__REQUIREMENT__: Filter the records below down to lines containing "replaced".
━━━━━━
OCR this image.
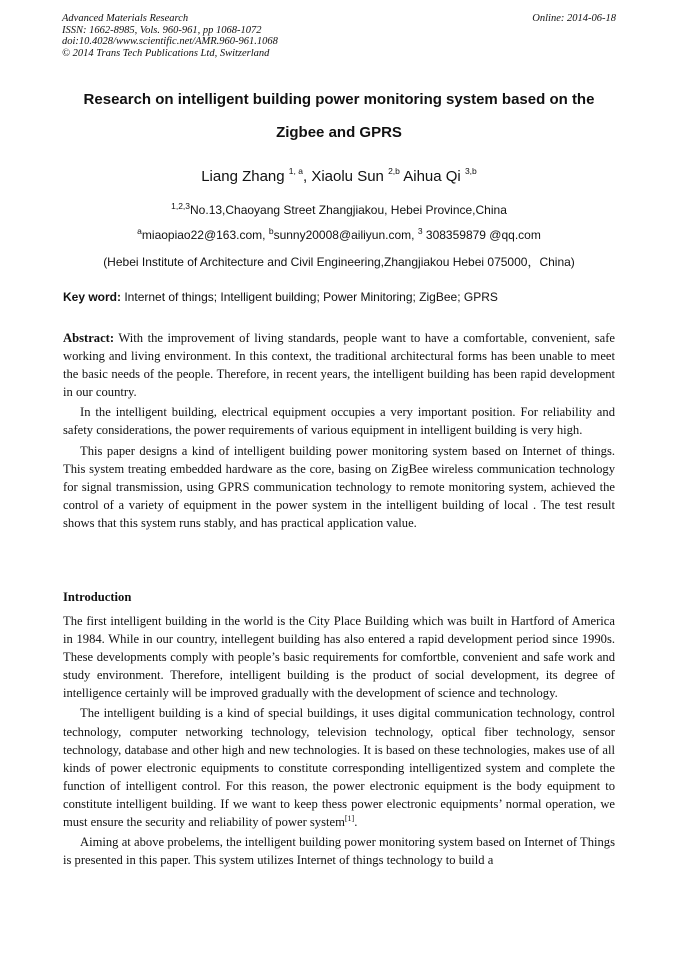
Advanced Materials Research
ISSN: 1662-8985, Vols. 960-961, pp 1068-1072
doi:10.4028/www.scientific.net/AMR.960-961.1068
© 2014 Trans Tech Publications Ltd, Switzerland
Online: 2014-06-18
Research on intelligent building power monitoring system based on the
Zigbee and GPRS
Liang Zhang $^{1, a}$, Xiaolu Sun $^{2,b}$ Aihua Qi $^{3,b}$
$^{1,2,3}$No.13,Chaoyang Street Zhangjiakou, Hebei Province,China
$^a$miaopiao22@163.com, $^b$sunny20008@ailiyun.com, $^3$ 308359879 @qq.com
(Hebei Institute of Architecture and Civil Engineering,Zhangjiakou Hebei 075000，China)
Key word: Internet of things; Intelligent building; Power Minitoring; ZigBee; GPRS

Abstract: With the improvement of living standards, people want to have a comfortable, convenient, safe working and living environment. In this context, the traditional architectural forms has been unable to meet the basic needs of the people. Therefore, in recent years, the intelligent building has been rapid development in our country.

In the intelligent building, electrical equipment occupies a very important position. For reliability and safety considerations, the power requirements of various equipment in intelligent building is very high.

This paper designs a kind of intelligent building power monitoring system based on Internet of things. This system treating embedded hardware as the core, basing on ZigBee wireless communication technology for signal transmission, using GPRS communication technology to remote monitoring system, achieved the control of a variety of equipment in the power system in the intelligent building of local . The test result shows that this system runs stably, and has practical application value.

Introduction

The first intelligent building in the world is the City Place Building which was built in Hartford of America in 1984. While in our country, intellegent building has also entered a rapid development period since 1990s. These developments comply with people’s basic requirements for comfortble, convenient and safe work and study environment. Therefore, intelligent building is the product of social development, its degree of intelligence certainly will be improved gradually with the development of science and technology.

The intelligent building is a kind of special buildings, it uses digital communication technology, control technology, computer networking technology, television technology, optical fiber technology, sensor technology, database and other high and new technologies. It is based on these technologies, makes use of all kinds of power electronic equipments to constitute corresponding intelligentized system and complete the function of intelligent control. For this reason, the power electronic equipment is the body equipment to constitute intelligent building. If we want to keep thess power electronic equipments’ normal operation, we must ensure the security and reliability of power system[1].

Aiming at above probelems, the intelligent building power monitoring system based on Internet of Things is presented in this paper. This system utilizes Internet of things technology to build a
━━━━━━
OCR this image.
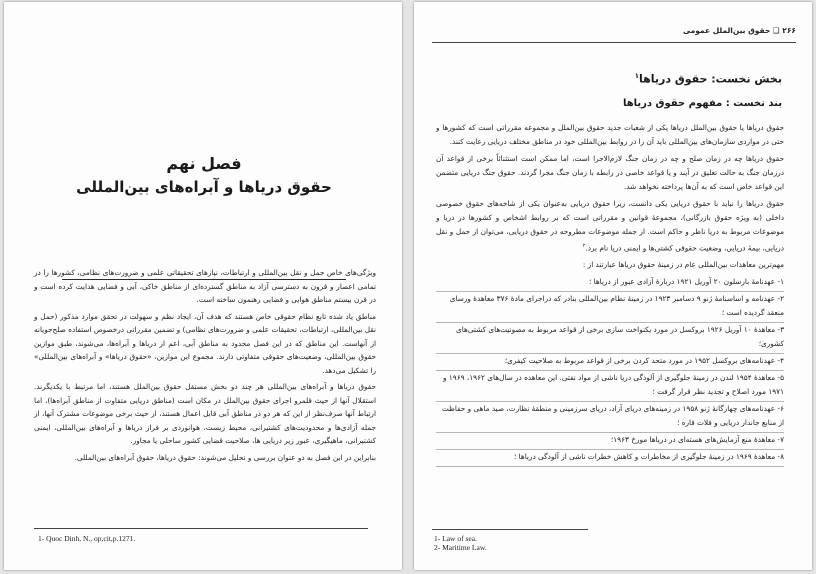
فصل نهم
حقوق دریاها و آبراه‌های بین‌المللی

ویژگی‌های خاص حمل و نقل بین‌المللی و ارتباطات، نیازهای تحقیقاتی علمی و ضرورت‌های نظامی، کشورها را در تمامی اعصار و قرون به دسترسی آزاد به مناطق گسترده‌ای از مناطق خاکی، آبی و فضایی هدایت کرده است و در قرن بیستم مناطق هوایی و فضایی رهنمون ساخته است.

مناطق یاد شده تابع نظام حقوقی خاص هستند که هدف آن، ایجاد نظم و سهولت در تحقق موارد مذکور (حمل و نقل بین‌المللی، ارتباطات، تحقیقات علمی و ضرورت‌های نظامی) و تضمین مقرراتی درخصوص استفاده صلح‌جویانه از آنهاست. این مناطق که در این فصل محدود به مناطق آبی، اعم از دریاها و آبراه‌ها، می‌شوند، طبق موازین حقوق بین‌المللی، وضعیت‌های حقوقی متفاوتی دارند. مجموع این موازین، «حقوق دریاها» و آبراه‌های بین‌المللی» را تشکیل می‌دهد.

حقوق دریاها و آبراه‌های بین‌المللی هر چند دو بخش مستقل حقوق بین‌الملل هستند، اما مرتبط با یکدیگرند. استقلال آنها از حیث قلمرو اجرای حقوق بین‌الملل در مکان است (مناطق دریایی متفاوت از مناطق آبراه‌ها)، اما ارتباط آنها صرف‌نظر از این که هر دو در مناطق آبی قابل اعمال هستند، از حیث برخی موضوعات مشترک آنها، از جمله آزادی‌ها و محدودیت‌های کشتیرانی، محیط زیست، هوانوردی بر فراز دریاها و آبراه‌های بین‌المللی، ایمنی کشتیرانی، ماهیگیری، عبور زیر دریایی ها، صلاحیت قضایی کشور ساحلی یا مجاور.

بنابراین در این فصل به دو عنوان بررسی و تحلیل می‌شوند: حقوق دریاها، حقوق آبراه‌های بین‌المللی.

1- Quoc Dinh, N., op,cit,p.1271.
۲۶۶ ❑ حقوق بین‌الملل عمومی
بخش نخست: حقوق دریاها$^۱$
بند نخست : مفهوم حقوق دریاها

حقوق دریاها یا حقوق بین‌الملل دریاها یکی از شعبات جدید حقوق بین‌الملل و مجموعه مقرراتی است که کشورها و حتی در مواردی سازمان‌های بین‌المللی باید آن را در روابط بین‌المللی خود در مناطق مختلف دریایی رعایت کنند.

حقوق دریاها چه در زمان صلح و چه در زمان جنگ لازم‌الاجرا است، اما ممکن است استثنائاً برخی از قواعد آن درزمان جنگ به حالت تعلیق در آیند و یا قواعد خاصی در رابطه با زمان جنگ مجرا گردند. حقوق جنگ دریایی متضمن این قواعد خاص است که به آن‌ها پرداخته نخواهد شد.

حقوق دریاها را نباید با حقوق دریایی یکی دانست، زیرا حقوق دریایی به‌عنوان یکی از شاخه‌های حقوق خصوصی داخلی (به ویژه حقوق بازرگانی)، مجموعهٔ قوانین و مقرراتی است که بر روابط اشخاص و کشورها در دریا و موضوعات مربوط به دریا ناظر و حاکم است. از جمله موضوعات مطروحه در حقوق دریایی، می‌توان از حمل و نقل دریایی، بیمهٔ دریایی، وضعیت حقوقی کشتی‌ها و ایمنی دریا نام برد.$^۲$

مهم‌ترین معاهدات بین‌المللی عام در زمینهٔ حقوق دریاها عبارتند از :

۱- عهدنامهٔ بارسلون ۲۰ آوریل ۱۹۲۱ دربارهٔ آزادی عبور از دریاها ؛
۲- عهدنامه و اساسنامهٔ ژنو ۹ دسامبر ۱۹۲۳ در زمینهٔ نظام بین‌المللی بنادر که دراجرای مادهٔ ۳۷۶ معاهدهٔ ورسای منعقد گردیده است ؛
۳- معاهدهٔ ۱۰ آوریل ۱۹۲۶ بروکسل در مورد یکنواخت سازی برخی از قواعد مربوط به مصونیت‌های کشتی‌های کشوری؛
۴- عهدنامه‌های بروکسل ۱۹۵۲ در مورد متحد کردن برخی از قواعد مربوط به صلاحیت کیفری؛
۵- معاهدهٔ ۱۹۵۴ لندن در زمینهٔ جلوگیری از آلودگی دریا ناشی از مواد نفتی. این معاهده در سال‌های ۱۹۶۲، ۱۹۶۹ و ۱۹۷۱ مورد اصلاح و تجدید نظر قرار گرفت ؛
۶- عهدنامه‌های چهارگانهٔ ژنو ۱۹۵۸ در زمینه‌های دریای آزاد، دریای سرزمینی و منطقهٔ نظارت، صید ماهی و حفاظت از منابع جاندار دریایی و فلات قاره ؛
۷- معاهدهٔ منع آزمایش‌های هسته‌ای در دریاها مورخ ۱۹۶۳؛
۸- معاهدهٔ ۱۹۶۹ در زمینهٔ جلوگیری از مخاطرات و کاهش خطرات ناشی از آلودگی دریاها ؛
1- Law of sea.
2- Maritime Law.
━━━━━━
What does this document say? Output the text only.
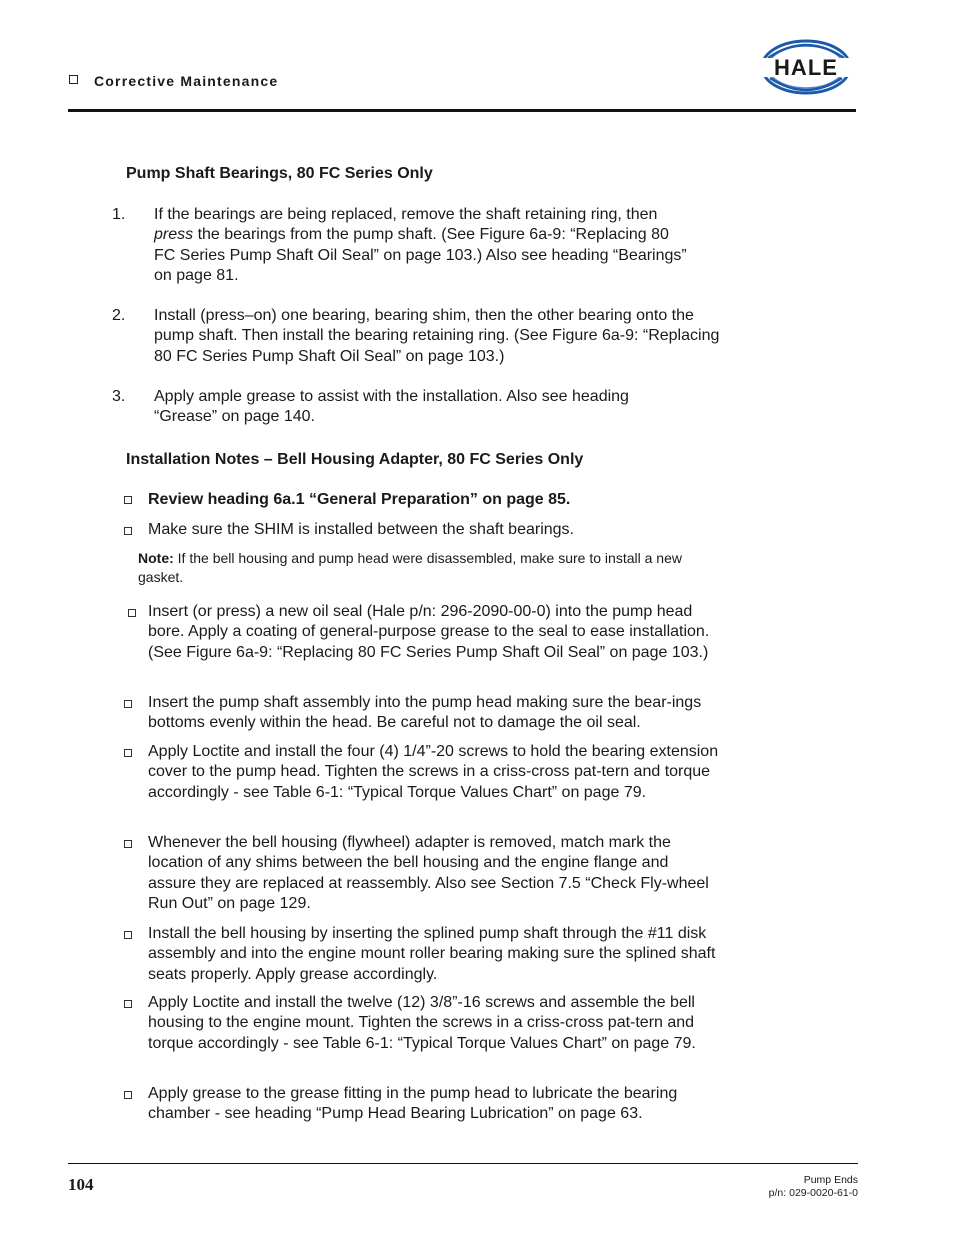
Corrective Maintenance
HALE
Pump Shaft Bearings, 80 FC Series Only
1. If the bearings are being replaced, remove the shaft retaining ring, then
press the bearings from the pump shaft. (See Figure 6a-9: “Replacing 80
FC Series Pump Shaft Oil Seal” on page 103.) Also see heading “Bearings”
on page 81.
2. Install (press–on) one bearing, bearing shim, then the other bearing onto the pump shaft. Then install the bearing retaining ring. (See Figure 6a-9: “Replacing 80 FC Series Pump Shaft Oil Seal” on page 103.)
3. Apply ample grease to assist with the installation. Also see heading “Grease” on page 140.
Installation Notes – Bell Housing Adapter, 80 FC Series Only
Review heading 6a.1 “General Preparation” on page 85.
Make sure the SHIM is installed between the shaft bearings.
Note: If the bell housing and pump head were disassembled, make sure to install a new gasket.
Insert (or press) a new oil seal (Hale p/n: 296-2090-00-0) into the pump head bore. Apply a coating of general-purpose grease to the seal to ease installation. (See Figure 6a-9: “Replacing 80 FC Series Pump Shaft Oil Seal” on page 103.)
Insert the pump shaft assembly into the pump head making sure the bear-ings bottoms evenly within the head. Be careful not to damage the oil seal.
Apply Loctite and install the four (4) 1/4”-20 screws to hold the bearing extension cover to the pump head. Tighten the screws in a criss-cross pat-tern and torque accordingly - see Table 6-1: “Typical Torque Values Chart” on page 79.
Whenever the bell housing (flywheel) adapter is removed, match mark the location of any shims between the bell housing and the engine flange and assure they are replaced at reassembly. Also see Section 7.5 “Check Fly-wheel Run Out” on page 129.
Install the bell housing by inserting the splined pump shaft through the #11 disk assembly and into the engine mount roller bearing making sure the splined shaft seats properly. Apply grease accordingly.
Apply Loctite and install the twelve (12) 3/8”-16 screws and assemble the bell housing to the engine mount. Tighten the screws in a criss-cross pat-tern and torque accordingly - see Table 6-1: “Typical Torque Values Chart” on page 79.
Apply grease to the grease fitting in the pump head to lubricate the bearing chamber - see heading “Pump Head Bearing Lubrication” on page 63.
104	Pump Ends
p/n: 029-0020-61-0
━━━━━━
__WRITTEN SOLUTION__:
1. If the bearings are being replaced, remove the shaft retaining ring, then
Whenever the bell housing (flywheel) adapter is removed, match mark the location of any shims between the bell housing and the engine flange and assure they are replaced at reassembly. Also see Section 7.5 “Check Fly-wheel Run Out” on page 129.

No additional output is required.